> [Data records]

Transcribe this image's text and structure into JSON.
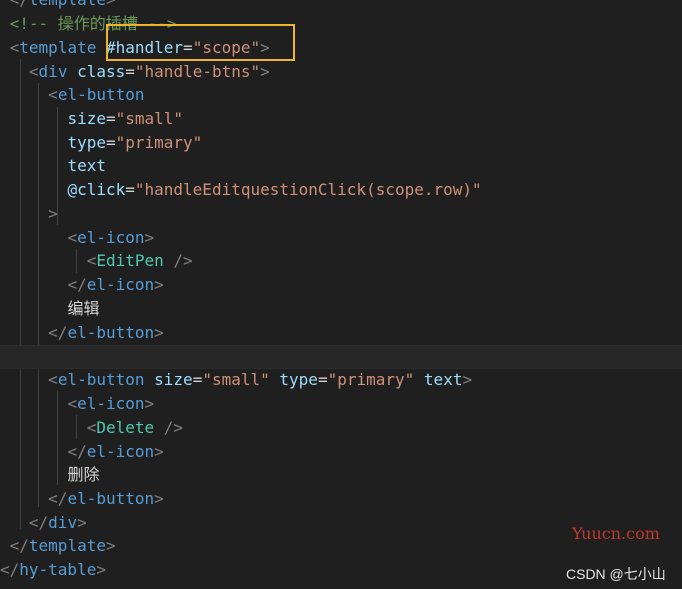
{
  "lines": {
    "l0": {
      "close_template": "template"
    },
    "l1": {
      "comment": "<!-- 操作的插槽 -->"
    },
    "l2": {
      "tag": "template",
      "attr": "#handler",
      "eq": "=",
      "val": "\"scope\""
    },
    "l3": {
      "tag": "div",
      "attr": "class",
      "eq": "=",
      "val": "\"handle-btns\""
    },
    "l4": {
      "tag": "el-button"
    },
    "l5": {
      "attr": "size",
      "eq": "=",
      "val": "\"small\""
    },
    "l6": {
      "attr": "type",
      "eq": "=",
      "val": "\"primary\""
    },
    "l7": {
      "attr": "text"
    },
    "l8": {
      "attr": "@click",
      "eq": "=",
      "val": "\"handleEditquestionClick(scope.row)\""
    },
    "l9": {
      "bracket": ">"
    },
    "l10": {
      "tag": "el-icon"
    },
    "l11": {
      "comp": "EditPen"
    },
    "l12": {
      "tag": "el-icon"
    },
    "l13": {
      "text": "编辑"
    },
    "l14": {
      "tag": "el-button"
    },
    "l16": {
      "tag": "el-button",
      "a1": "size",
      "v1": "\"small\"",
      "a2": "type",
      "v2": "\"primary\"",
      "a3": "text"
    },
    "l17": {
      "tag": "el-icon"
    },
    "l18": {
      "comp": "Delete"
    },
    "l19": {
      "tag": "el-icon"
    },
    "l20": {
      "text": "删除"
    },
    "l21": {
      "tag": "el-button"
    },
    "l22": {
      "tag": "div"
    },
    "l23": {
      "tag": "template"
    },
    "l24": {
      "tag": "hy-table"
    }
  },
  "watermarks": {
    "yuucn": "Yuucn.com",
    "csdn": "CSDN @七小山"
  },
  "colors": {
    "highlight": "#f0b429",
    "tag": "#569cd6",
    "attr": "#9cdcfe",
    "string": "#ce9178",
    "comment": "#6a9955",
    "component": "#4ec9b0"
  }
}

> [Given problem]
Write the records out once more, exactly as they appear, with no pictures.

> [Completed exercise]
Transcribe this image's text and structure into JSON.
{
  "lines": {
    "l0": {
      "close_template": "template"
    },
    "l1": {
      "comment": "<!-- 操作的插槽 -->"
    },
    "l2": {
      "tag": "template",
      "attr": "#handler",
      "eq": "=",
      "val": "\"scope\""
    },
    "l3": {
      "tag": "div",
      "attr": "class",
      "eq": "=",
      "val": "\"handle-btns\""
    },
    "l4": {
      "tag": "el-button"
    },
    "l5": {
      "attr": "size",
      "eq": "=",
      "val": "\"small\""
    },
    "l6": {
      "attr": "type",
      "eq": "=",
      "val": "\"primary\""
    },
    "l7": {
      "attr": "text"
    },
    "l8": {
      "attr": "@click",
      "eq": "=",
      "val": "\"handleEditquestionClick(scope.row)\""
    },
    "l9": {
      "bracket": ">"
    },
    "l10": {
      "tag": "el-icon"
    },
    "l11": {
      "comp": "EditPen"
    },
    "l12": {
      "tag": "el-icon"
    },
    "l13": {
      "text": "编辑"
    },
    "l14": {
      "tag": "el-button"
    },
    "l16": {
      "tag": "el-button",
      "a1": "size",
      "v1": "\"small\"",
      "a2": "type",
      "v2": "\"primary\"",
      "a3": "text"
    },
    "l17": {
      "tag": "el-icon"
    },
    "l18": {
      "comp": "Delete"
    },
    "l19": {
      "tag": "el-icon"
    },
    "l20": {
      "text": "删除"
    },
    "l21": {
      "tag": "el-button"
    },
    "l22": {
      "tag": "div"
    },
    "l23": {
      "tag": "template"
    },
    "l24": {
      "tag": "hy-table"
    }
  },
  "watermarks": {
    "yuucn": "Yuucn.com",
    "csdn": "CSDN @七小山"
  },
  "colors": {
    "highlight": "#f0b429",
    "tag": "#569cd6",
    "attr": "#9cdcfe",
    "string": "#ce9178",
    "comment": "#6a9955",
    "component": "#4ec9b0"
  }
}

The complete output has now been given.